The problem | Keep only the lines where "this" appears.

========================================

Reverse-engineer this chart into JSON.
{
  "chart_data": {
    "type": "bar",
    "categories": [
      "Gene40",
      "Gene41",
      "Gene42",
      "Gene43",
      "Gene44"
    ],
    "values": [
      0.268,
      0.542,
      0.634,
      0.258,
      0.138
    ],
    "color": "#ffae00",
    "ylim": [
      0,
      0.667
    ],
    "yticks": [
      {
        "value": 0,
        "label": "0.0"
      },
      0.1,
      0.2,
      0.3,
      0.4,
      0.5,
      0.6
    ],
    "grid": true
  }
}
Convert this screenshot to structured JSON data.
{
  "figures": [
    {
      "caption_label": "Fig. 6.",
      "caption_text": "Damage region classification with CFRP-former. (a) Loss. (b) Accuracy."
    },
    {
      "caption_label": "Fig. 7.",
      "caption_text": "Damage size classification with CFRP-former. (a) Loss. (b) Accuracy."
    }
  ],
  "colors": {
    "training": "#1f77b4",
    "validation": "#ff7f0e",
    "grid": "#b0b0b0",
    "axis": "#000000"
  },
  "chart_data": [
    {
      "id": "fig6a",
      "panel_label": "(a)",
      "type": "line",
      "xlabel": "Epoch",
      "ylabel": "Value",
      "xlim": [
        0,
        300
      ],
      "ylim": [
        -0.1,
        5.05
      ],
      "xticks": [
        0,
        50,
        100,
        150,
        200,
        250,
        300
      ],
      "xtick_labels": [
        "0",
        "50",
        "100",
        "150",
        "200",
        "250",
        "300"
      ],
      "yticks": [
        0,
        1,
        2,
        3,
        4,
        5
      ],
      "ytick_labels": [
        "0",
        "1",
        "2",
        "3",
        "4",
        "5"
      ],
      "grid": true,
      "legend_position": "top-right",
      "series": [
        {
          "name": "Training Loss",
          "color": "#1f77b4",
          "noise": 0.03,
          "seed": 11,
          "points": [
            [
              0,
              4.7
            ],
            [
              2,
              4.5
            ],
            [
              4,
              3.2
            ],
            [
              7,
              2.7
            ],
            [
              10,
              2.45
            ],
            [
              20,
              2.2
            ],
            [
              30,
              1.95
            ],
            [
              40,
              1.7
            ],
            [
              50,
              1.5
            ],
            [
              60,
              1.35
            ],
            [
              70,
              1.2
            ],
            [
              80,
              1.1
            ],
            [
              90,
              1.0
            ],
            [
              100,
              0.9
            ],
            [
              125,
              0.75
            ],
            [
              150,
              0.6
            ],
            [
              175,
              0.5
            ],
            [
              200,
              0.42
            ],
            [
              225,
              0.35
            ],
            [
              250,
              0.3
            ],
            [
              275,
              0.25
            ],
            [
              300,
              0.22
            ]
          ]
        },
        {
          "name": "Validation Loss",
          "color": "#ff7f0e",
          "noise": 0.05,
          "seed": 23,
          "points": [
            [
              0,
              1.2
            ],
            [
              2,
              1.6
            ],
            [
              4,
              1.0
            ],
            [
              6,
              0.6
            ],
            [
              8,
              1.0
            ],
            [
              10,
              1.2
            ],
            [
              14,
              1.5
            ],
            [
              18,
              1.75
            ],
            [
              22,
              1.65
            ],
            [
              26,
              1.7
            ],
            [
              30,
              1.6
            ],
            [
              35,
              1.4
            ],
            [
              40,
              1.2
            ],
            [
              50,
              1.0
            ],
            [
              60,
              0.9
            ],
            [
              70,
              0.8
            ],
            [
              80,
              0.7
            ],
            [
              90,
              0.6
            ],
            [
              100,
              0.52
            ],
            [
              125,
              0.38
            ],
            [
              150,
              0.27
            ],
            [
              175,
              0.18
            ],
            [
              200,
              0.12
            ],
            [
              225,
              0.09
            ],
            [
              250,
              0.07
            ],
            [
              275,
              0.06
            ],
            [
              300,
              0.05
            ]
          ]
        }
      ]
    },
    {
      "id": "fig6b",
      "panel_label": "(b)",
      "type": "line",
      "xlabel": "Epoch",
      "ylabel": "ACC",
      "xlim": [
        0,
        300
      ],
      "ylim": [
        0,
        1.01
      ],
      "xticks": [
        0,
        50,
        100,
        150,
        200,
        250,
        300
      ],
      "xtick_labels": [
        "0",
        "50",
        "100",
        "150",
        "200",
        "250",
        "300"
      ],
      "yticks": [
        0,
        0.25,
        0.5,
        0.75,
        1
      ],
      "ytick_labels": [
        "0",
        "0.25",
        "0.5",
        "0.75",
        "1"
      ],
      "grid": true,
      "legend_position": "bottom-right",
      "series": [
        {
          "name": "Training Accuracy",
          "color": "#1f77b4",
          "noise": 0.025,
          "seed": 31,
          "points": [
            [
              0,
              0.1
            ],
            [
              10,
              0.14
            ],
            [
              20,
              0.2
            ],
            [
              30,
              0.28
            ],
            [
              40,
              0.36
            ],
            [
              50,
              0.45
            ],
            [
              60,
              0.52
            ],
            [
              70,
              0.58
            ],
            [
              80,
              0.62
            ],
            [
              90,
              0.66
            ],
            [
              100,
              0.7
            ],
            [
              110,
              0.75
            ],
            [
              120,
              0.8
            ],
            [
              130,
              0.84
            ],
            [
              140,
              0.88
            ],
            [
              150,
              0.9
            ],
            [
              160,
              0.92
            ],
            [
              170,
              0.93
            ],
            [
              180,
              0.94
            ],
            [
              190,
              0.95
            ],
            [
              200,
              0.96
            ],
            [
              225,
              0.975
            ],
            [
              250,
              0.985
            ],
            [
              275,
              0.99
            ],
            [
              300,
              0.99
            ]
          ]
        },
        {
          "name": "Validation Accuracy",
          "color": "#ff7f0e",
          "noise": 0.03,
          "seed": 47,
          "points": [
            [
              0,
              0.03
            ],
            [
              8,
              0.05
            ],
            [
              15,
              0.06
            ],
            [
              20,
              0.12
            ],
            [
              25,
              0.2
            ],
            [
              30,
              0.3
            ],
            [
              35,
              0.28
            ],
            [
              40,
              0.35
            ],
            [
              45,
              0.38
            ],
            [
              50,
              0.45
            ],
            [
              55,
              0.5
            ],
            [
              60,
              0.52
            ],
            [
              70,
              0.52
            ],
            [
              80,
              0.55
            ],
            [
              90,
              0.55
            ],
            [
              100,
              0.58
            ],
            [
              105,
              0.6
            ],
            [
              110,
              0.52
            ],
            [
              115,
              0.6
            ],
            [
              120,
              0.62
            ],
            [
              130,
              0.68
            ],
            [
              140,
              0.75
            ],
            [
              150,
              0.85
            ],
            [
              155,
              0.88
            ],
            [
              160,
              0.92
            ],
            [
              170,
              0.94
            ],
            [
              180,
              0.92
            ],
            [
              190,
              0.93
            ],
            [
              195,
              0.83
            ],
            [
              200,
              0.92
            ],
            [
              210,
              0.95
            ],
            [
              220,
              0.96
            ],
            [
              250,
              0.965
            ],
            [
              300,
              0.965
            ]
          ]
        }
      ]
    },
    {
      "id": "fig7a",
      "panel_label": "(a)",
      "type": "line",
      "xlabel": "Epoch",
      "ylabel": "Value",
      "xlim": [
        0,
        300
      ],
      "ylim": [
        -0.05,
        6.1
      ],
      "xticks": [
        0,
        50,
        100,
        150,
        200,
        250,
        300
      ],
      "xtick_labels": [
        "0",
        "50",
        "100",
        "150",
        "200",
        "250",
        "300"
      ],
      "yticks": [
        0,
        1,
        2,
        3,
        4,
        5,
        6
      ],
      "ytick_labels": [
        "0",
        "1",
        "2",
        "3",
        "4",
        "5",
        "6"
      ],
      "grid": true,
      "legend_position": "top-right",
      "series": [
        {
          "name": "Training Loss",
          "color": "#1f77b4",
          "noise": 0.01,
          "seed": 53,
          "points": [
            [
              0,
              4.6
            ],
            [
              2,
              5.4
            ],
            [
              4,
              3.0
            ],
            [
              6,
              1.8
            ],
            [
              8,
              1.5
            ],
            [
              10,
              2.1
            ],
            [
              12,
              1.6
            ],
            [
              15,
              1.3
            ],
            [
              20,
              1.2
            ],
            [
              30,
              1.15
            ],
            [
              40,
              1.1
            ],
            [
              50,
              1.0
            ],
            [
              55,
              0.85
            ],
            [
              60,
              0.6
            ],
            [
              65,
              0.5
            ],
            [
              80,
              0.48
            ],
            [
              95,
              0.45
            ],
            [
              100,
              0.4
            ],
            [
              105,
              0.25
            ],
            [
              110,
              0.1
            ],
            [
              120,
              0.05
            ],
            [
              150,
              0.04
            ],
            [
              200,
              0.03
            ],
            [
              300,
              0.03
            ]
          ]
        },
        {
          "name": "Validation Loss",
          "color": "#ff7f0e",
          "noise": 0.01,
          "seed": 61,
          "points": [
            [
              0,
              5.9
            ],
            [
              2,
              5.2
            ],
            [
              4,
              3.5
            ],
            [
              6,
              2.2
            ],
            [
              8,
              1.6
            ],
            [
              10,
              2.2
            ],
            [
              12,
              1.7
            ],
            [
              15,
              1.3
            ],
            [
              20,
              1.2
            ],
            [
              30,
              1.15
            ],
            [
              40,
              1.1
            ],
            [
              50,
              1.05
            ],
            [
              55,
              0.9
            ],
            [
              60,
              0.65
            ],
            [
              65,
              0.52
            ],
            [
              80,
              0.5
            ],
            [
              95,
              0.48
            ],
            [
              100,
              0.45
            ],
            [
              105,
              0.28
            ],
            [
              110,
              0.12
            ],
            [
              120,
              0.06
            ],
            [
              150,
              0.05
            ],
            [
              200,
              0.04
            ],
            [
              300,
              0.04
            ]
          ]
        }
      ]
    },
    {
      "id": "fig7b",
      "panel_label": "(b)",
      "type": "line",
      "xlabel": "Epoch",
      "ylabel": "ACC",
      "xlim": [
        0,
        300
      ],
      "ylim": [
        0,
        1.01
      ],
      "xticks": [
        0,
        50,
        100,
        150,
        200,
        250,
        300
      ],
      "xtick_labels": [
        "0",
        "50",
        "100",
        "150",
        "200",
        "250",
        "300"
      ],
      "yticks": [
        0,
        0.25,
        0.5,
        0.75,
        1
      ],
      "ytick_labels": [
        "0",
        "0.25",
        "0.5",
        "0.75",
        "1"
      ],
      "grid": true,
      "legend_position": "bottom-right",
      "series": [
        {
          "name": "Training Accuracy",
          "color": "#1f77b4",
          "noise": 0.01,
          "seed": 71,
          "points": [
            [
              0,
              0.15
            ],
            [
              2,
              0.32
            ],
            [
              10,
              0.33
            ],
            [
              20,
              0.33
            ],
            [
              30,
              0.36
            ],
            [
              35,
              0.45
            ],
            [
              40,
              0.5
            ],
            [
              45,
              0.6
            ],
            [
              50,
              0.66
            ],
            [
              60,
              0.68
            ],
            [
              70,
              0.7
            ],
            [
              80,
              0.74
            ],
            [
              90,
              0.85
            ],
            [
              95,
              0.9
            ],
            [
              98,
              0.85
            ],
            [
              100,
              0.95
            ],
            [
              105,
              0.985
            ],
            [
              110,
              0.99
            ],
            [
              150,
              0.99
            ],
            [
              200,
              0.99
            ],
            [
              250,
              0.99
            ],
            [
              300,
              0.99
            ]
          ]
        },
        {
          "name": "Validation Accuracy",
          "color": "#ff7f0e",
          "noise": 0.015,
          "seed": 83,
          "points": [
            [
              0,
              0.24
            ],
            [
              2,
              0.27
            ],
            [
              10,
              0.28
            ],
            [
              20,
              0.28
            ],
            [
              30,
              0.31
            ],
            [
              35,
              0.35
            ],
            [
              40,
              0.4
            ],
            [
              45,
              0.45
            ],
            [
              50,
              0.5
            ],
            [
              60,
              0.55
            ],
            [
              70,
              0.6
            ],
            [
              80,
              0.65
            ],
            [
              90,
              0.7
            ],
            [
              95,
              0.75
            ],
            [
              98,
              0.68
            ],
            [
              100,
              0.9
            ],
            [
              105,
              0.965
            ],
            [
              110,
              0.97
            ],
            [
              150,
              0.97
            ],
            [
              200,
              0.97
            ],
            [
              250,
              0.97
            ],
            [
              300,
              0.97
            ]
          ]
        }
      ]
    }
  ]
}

========================================

Finished task |
Reverse-engineer this chart into JSON.
Convert this screenshot to structured JSON data.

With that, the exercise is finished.